Locate the string "hard" in the listing below. Copy every line where it is found.

## INFORMATION SHOWN
-*-

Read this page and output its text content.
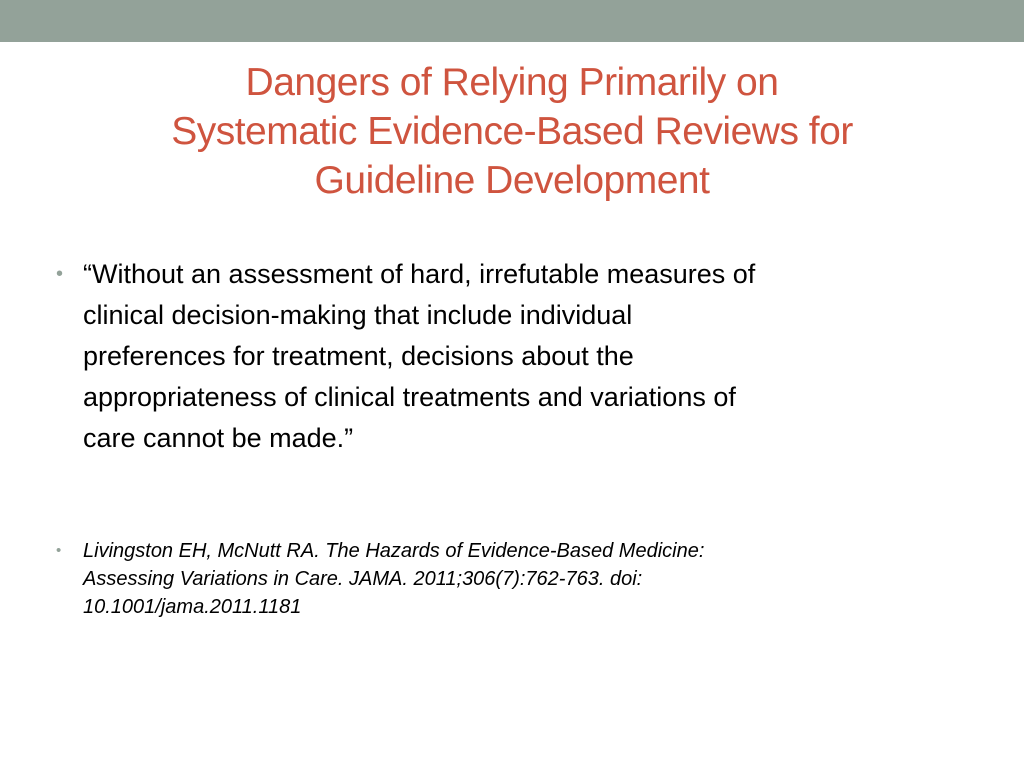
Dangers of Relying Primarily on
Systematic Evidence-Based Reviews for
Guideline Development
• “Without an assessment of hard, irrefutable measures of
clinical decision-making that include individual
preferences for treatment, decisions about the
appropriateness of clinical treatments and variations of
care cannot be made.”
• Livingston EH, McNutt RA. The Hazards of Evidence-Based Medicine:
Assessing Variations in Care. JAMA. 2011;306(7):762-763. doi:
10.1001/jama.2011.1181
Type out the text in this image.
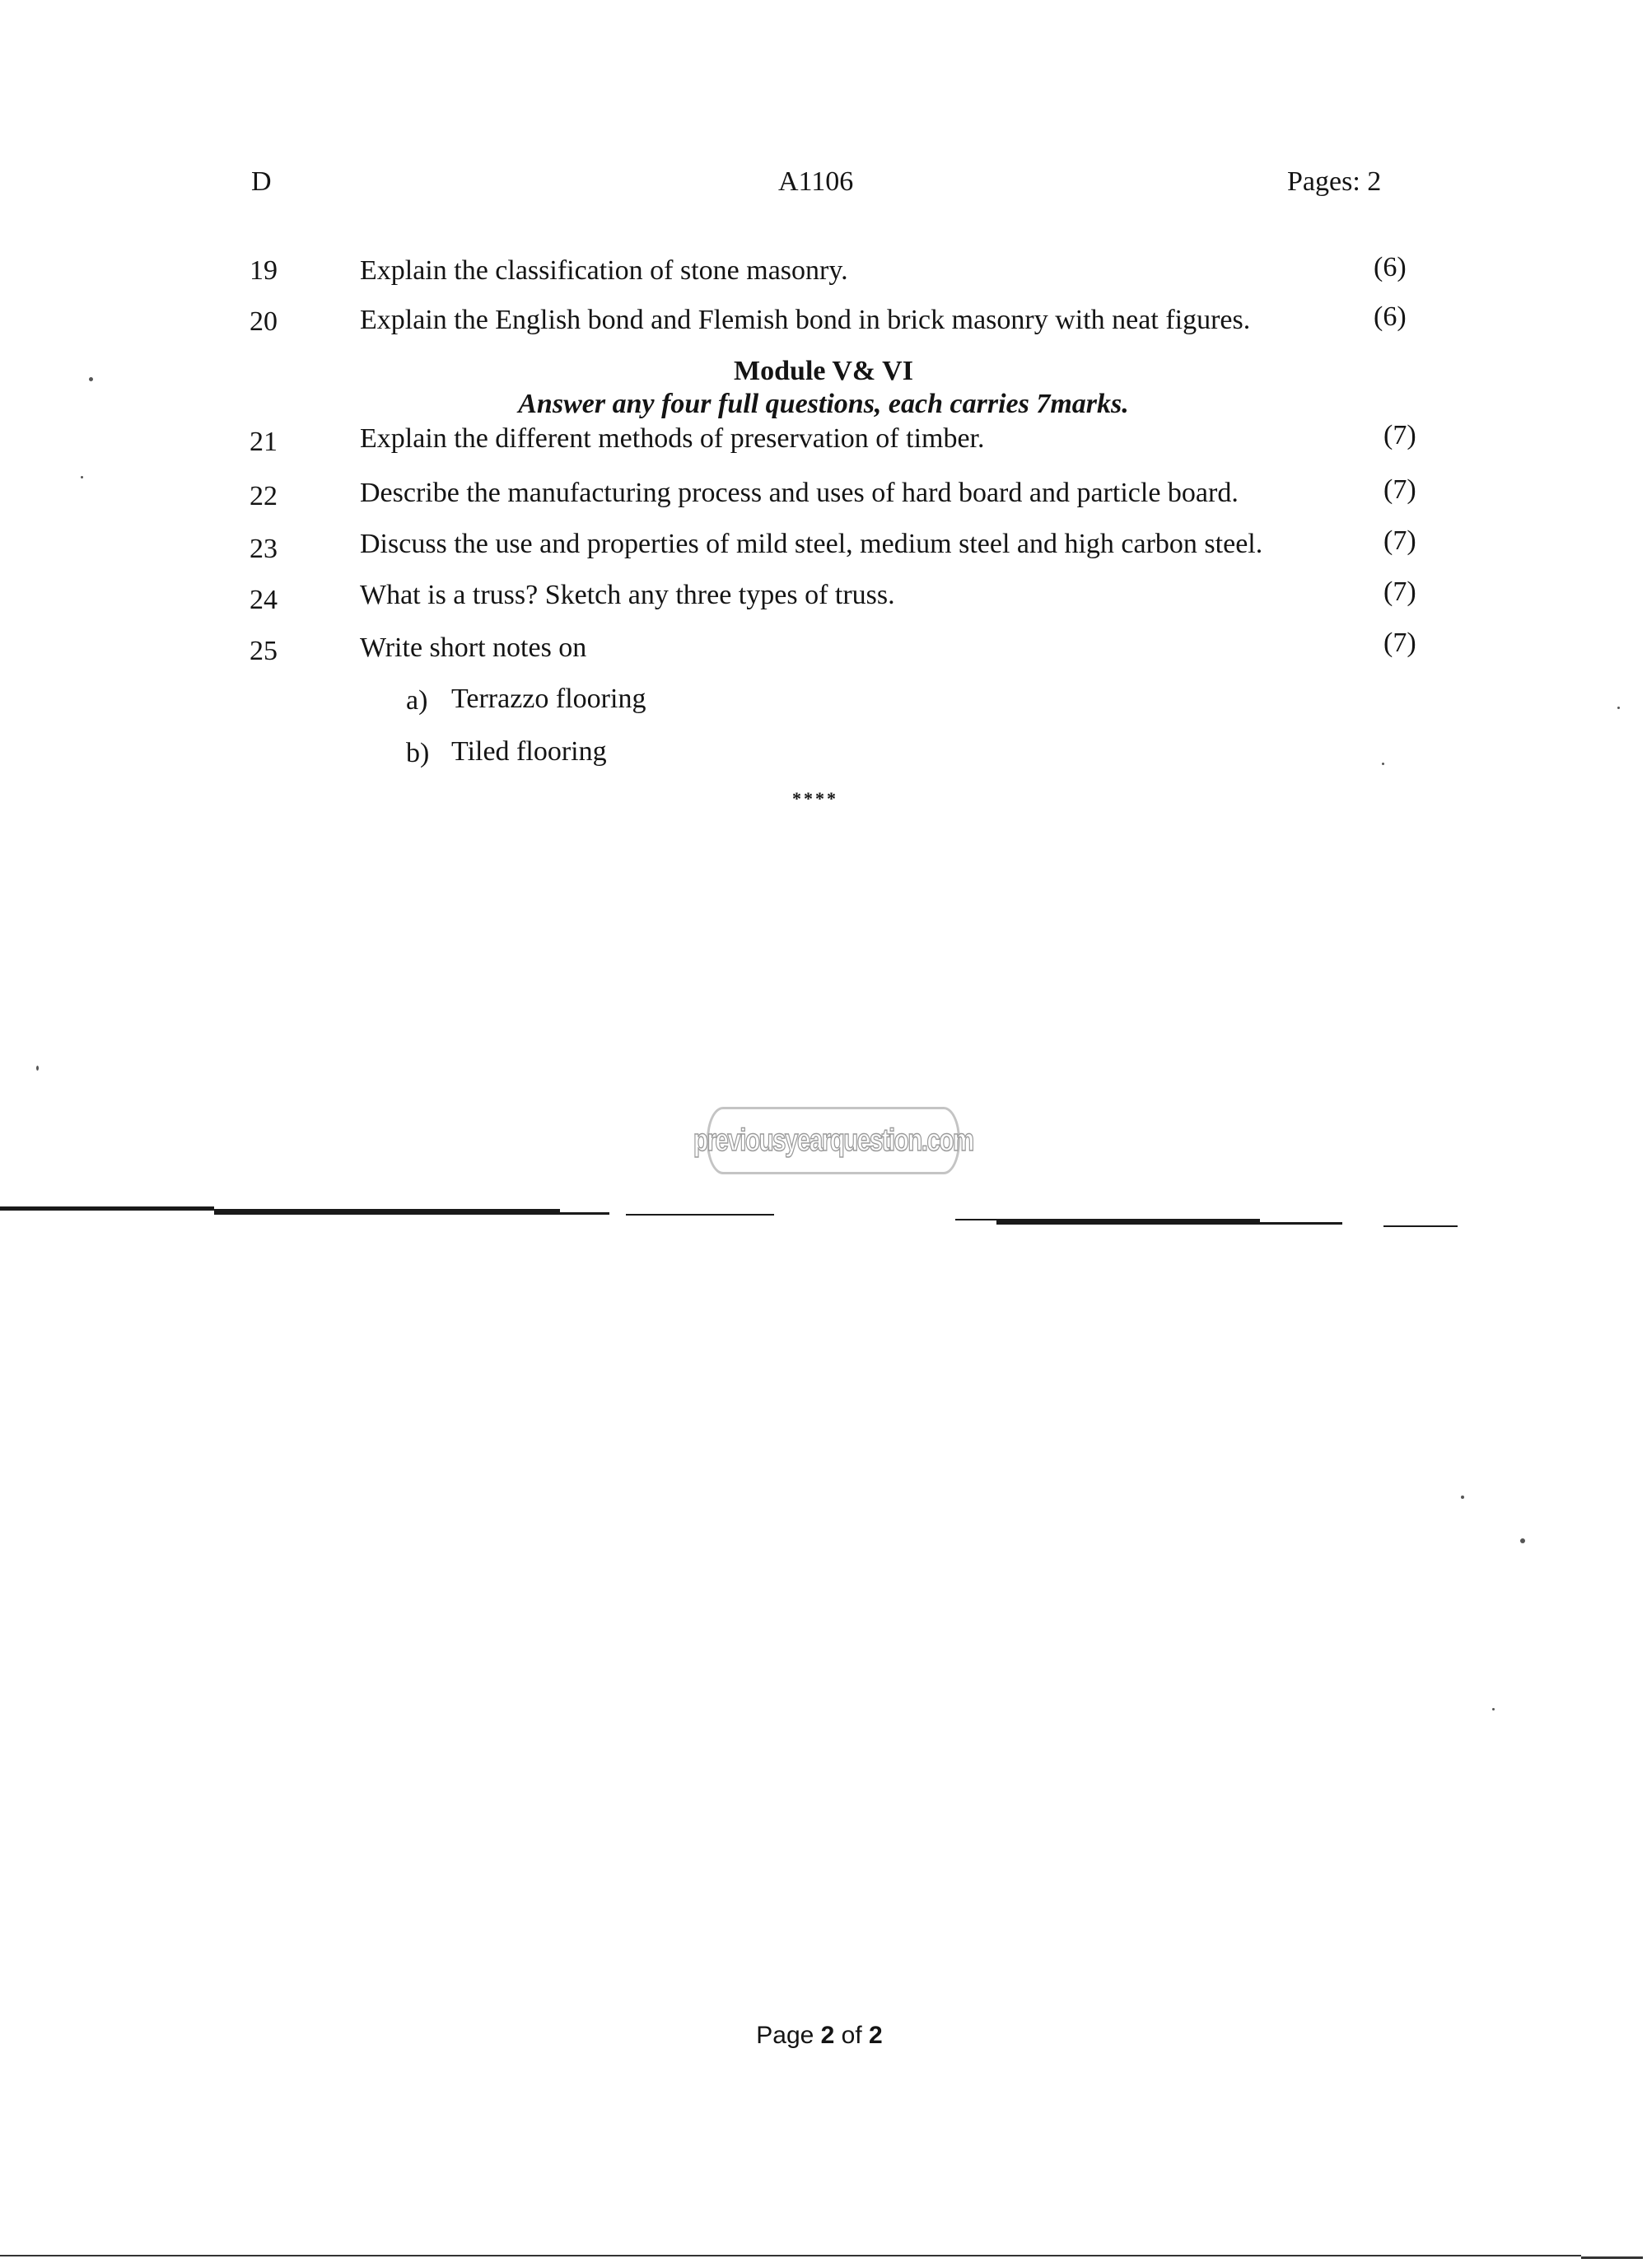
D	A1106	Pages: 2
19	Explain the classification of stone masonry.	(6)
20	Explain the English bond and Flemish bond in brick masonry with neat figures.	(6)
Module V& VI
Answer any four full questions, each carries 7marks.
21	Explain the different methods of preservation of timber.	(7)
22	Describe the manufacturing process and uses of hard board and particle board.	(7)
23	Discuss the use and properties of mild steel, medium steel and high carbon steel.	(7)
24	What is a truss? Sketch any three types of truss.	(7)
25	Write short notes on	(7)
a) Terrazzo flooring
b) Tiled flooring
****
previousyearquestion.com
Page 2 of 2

-*-

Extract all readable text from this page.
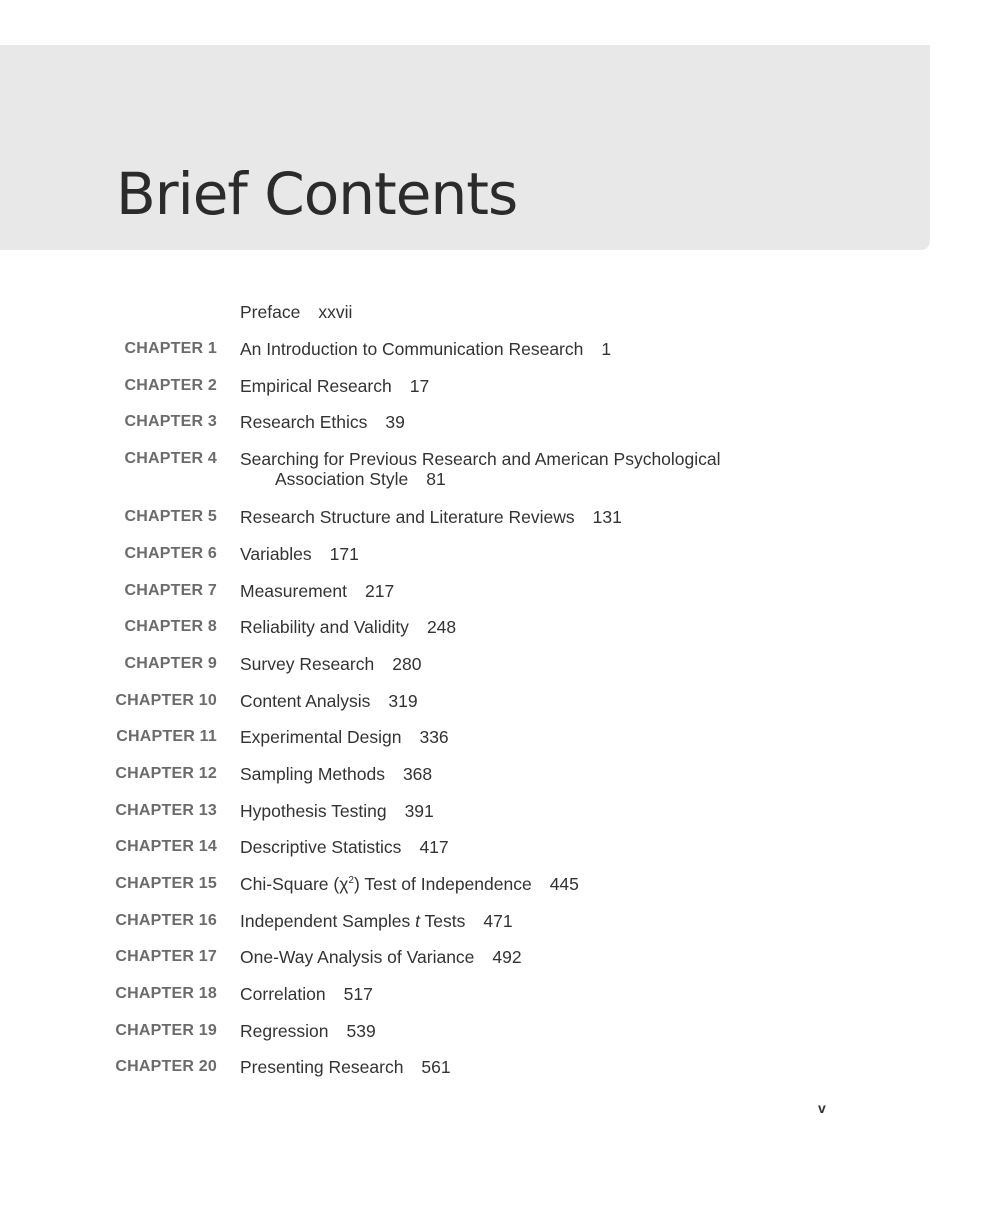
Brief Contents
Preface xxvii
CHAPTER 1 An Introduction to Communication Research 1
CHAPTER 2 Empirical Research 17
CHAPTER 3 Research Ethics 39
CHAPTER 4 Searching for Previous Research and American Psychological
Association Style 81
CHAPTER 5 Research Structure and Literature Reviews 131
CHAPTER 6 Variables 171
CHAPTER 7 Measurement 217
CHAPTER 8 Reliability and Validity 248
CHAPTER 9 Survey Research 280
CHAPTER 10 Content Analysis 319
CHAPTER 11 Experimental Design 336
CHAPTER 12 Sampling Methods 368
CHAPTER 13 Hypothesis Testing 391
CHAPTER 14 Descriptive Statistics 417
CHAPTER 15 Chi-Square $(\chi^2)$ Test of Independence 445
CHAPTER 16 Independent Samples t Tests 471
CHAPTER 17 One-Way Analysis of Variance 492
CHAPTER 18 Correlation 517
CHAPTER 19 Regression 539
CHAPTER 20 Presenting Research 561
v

-*-

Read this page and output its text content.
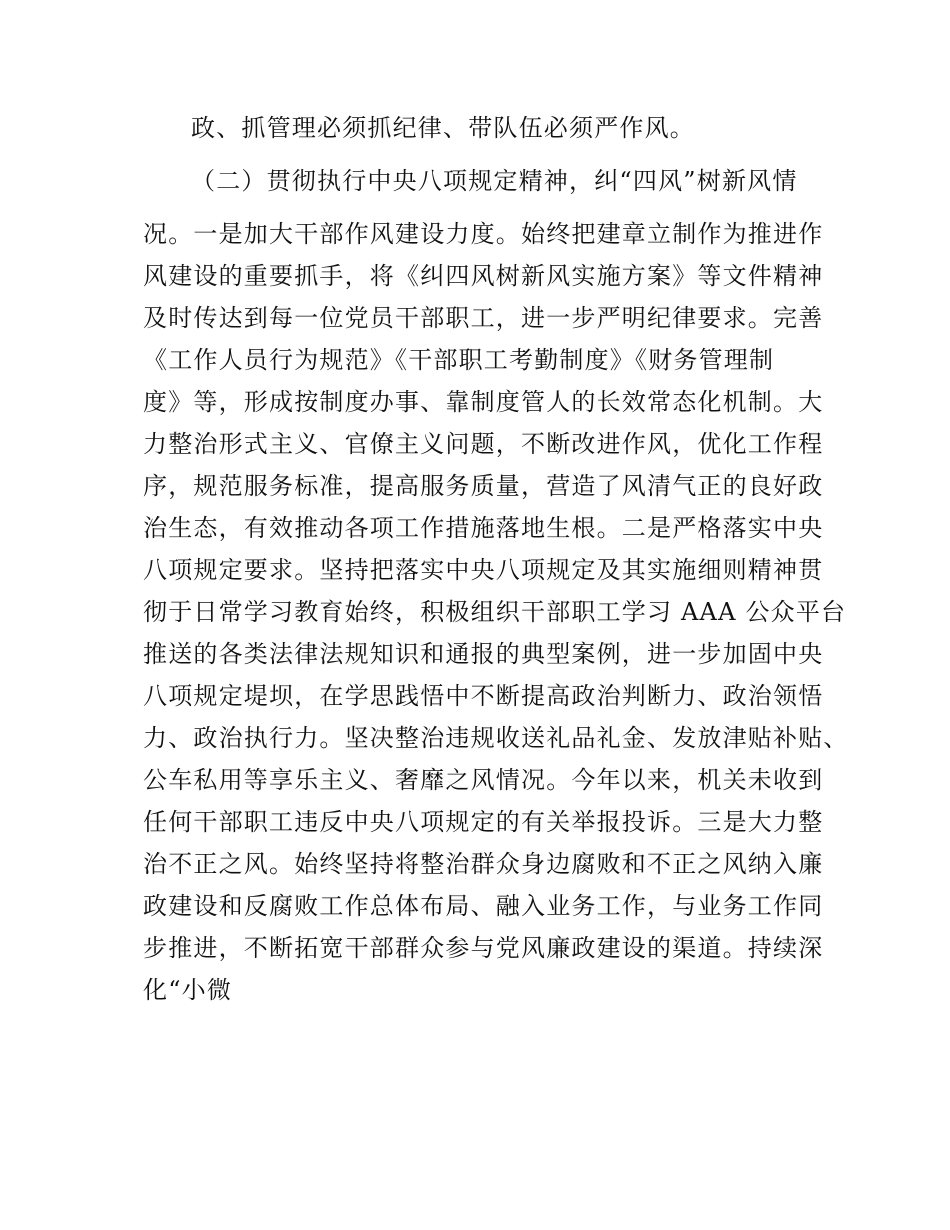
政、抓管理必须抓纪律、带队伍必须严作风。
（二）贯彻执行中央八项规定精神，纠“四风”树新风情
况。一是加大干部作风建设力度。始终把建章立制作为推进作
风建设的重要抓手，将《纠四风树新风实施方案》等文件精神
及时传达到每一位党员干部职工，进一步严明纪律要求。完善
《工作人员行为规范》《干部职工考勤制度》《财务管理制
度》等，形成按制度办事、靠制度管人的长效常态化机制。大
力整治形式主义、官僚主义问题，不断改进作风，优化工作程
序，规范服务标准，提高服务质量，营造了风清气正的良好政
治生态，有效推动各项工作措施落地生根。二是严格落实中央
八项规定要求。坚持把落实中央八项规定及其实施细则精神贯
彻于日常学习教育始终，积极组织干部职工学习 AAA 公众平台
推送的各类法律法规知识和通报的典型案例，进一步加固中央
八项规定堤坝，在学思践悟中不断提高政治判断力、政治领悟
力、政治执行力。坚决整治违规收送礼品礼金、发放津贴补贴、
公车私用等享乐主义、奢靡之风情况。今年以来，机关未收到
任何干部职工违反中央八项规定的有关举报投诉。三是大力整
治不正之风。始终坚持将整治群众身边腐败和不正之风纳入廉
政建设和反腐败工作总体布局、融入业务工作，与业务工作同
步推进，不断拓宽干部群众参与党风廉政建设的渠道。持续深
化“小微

-*-

## EXPECTED ANSWER
• “Without an assessment of hard, irrefutable measures of
22	Describe the manufacturing process and uses of hard board and particle board.	(7)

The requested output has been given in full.